Items from a figure collection
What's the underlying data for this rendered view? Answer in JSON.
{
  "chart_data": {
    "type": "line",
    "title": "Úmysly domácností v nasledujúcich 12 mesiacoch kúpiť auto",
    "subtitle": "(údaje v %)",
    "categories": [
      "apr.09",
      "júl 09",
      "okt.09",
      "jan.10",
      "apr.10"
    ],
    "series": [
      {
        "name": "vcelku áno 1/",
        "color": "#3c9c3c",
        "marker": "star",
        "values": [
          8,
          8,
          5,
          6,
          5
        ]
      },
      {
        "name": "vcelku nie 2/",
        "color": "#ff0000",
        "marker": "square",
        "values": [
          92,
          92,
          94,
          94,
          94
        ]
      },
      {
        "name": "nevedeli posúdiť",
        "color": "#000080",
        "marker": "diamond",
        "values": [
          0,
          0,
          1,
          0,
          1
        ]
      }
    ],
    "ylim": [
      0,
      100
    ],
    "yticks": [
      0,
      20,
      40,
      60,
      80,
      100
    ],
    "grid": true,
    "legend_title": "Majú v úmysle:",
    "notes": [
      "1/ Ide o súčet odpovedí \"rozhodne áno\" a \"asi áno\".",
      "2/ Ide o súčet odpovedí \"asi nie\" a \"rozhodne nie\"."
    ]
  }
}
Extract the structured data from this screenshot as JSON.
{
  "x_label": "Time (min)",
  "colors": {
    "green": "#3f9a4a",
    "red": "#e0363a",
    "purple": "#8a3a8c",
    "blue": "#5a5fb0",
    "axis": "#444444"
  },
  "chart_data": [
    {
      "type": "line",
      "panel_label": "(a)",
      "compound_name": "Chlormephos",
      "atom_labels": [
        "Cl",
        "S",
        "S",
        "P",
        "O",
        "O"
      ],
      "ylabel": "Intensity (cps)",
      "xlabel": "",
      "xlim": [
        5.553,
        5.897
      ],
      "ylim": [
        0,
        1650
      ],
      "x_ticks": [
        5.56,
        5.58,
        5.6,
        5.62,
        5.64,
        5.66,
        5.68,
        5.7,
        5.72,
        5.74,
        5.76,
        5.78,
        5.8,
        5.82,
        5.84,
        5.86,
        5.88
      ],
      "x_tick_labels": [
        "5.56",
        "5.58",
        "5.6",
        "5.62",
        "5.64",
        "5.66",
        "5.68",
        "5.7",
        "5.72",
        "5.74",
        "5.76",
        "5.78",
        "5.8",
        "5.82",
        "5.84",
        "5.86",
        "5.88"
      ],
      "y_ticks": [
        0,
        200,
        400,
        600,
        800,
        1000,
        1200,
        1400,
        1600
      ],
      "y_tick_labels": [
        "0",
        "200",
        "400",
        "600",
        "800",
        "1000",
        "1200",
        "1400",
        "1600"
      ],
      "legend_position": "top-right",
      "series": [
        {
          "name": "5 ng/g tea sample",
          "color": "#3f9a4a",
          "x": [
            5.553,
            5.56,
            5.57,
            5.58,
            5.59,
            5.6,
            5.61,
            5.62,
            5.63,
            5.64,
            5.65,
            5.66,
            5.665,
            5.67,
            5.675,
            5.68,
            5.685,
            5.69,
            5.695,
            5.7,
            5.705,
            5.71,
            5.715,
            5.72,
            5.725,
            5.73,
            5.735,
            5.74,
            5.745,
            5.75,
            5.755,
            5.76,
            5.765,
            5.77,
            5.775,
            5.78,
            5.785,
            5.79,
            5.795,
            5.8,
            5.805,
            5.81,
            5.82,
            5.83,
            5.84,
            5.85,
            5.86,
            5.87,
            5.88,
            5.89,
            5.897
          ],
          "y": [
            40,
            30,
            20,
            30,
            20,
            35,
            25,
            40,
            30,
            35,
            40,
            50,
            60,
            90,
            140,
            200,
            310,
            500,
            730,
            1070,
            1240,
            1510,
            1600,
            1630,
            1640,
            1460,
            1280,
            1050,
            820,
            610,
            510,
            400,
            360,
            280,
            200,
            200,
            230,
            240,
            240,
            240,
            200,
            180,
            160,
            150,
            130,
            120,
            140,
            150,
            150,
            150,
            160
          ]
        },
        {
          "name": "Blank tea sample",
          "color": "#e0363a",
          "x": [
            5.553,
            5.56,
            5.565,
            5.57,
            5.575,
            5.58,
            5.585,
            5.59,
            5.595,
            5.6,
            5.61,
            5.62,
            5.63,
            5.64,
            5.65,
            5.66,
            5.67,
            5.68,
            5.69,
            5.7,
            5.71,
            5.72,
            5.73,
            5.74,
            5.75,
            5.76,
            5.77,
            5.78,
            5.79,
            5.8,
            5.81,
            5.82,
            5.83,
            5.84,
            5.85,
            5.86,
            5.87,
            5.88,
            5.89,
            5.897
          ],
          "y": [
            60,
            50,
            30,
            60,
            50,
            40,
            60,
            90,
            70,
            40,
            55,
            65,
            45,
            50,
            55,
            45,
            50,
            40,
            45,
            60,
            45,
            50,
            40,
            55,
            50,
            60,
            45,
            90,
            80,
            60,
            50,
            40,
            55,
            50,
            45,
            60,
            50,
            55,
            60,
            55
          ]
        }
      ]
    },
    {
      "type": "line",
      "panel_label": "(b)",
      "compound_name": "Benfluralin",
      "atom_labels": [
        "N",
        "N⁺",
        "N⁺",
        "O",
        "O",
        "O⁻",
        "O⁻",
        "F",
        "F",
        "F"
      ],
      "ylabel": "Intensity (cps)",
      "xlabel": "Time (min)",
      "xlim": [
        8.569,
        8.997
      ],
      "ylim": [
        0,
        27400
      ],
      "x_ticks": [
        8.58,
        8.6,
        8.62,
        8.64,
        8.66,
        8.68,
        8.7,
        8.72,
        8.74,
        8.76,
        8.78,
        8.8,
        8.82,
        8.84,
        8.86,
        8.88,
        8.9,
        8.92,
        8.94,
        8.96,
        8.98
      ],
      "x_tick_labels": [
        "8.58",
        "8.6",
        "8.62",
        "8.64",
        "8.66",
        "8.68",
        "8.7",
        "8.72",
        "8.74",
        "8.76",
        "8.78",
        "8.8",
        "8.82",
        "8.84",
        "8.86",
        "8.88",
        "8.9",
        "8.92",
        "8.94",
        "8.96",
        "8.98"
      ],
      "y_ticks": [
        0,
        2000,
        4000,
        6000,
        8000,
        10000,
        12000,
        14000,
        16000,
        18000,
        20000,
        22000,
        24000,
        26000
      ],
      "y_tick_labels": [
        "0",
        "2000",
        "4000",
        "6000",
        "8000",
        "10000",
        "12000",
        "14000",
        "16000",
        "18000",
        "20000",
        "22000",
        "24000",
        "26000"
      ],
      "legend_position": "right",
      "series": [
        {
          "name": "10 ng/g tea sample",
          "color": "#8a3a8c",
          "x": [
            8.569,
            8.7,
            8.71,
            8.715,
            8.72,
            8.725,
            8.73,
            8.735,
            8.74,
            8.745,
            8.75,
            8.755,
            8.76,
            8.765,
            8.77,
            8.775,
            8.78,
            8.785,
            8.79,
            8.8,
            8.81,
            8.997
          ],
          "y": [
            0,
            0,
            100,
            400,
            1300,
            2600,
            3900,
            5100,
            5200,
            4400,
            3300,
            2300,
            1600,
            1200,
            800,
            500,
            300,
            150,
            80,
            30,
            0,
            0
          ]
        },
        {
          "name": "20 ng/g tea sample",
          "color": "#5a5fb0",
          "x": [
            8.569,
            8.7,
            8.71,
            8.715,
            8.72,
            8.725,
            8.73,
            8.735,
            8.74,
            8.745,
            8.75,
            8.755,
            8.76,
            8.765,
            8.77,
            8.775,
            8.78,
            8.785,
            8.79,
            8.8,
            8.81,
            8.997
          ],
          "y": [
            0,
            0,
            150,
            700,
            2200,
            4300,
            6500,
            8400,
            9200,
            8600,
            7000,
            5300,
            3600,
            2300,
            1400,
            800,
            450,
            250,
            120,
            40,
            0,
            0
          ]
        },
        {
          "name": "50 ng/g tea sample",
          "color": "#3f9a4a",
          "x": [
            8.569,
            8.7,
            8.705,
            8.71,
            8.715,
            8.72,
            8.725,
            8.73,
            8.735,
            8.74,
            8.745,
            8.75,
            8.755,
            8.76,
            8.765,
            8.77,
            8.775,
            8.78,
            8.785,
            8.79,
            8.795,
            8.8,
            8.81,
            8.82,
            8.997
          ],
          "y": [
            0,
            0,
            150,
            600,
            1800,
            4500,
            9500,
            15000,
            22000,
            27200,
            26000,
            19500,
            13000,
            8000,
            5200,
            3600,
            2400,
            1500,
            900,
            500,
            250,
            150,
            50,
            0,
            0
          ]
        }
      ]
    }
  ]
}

=== AIM ===
Write out each line of the data that holds the string "odpovedí".

=== TASK SOLUTION ===
      "1/ Ide o súčet odpovedí \"rozhodne áno\" a \"asi áno\".",
      "2/ Ide o súčet odpovedí \"asi nie\" a \"rozhodne nie\"."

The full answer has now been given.